OPGAVE
Werk de lijst bij vanaf de eerste regel tot en met de regel met "burst-panel — [9, 321, 415, 549]". Geef alleen die regels opnieuw, met "bar-label" overal vervangen door "balklabel" en verder niets veranderd.

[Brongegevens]
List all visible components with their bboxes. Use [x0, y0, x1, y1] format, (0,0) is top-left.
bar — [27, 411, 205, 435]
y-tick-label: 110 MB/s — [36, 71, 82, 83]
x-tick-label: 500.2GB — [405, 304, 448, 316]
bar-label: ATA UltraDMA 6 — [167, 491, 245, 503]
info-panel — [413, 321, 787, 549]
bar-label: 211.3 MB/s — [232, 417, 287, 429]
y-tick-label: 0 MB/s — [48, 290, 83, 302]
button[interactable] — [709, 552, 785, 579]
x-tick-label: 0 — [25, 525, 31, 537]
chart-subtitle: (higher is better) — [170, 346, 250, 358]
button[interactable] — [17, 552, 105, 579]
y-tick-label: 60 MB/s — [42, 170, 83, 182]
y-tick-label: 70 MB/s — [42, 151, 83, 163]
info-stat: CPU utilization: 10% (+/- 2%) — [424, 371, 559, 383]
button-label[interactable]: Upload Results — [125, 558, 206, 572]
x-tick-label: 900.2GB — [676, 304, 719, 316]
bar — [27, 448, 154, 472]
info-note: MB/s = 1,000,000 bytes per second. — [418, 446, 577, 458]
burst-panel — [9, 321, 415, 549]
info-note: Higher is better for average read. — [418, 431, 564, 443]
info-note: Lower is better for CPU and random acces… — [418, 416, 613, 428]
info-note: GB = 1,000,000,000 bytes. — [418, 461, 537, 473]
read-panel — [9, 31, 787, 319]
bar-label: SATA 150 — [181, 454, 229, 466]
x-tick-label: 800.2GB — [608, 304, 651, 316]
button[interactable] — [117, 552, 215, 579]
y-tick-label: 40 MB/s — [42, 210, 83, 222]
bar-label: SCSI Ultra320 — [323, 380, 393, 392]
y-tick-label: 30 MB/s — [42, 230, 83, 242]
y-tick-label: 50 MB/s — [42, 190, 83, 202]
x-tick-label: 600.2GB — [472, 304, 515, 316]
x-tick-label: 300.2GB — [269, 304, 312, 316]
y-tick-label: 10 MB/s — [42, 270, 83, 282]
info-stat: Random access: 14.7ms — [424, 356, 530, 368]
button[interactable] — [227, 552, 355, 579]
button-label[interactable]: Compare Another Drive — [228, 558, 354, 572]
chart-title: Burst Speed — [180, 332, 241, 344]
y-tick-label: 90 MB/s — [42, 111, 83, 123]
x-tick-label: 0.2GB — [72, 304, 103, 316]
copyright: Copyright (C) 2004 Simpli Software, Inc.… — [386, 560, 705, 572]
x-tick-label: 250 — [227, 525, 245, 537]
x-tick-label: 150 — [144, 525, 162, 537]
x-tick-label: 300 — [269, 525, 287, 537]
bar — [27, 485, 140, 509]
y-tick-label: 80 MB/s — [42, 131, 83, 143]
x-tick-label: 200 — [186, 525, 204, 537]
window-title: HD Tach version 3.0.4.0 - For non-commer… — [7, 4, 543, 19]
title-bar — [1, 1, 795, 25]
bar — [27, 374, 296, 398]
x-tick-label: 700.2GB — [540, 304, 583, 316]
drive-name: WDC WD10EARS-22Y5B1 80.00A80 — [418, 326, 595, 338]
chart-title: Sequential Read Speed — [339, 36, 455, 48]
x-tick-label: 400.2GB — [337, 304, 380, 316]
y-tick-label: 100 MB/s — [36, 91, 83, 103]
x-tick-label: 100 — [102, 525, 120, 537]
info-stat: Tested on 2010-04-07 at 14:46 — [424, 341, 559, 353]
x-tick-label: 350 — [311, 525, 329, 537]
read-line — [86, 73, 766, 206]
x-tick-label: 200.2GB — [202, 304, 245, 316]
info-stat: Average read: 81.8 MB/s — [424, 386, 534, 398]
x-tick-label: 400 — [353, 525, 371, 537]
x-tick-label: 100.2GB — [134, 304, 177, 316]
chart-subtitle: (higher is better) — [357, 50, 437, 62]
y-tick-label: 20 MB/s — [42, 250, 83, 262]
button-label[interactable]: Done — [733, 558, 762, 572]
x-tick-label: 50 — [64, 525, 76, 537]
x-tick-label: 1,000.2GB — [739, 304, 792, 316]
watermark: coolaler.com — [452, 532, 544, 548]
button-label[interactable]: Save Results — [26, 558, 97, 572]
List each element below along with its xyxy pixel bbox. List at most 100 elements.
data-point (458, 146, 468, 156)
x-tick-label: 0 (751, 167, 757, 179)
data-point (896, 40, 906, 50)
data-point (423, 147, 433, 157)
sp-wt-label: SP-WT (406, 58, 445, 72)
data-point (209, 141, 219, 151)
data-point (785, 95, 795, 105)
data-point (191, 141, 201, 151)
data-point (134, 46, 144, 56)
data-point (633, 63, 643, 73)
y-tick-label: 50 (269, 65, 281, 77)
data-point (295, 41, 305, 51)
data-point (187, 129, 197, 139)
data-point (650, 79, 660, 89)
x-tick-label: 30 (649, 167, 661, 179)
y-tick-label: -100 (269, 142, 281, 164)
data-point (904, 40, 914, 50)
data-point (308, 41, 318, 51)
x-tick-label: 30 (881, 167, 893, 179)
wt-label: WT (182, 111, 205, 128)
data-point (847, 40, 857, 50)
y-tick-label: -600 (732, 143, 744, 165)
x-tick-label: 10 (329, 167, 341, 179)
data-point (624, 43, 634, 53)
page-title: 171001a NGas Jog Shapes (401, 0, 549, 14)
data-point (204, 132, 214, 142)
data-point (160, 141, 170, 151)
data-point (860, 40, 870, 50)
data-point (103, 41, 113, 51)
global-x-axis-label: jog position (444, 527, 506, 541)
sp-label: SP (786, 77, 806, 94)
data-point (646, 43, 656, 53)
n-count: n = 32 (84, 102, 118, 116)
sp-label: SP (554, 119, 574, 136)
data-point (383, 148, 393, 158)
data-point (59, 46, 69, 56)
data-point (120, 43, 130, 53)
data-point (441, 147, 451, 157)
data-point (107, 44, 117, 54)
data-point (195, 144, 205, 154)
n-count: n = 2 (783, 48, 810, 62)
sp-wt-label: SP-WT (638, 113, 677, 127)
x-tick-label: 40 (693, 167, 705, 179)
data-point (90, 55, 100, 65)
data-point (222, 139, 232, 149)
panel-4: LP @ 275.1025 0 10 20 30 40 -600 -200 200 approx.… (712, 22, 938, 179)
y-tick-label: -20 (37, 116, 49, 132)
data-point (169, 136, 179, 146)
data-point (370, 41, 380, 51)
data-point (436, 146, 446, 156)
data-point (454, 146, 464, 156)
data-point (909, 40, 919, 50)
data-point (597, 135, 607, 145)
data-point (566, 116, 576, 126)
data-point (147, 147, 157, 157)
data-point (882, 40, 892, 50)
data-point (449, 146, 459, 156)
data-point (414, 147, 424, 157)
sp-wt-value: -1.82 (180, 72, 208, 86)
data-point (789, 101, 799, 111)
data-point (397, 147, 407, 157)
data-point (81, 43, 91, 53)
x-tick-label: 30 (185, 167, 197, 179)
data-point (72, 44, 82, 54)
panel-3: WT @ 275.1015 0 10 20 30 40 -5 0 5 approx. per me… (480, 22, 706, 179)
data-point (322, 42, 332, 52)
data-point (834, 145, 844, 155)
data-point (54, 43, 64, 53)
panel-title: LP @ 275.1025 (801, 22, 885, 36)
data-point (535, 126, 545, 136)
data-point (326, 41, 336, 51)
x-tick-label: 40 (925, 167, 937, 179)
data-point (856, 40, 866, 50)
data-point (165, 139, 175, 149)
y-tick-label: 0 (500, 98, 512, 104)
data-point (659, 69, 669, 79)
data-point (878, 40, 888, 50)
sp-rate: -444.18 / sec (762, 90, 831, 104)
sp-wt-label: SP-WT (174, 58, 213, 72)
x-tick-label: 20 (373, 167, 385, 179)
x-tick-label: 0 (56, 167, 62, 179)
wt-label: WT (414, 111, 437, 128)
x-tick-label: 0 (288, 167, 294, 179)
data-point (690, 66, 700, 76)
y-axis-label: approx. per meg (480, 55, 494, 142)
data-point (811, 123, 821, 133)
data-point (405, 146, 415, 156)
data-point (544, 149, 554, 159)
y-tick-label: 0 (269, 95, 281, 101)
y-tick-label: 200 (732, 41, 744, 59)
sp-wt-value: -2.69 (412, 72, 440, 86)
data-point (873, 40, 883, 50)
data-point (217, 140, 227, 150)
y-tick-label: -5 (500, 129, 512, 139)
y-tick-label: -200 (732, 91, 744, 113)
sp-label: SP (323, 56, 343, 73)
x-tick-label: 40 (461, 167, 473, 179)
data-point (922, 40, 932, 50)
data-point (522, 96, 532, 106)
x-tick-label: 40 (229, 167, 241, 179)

UITWERKING
List all visible components with their bboxes. Use [x0, y0, x1, y1] format, (0,0) is top-left.
bar — [27, 411, 205, 435]
y-tick-label: 110 MB/s — [36, 71, 82, 83]
x-tick-label: 500.2GB — [405, 304, 448, 316]
balklabel: ATA UltraDMA 6 — [167, 491, 245, 503]
info-panel — [413, 321, 787, 549]
balklabel: 211.3 MB/s — [232, 417, 287, 429]
y-tick-label: 0 MB/s — [48, 290, 83, 302]
button[interactable] — [709, 552, 785, 579]
x-tick-label: 0 — [25, 525, 31, 537]
chart-subtitle: (higher is better) — [170, 346, 250, 358]
button[interactable] — [17, 552, 105, 579]
y-tick-label: 60 MB/s — [42, 170, 83, 182]
y-tick-label: 70 MB/s — [42, 151, 83, 163]
info-stat: CPU utilization: 10% (+/- 2%) — [424, 371, 559, 383]
button-label[interactable]: Upload Results — [125, 558, 206, 572]
x-tick-label: 900.2GB — [676, 304, 719, 316]
bar — [27, 448, 154, 472]
info-note: MB/s = 1,000,000 bytes per second. — [418, 446, 577, 458]
burst-panel — [9, 321, 415, 549]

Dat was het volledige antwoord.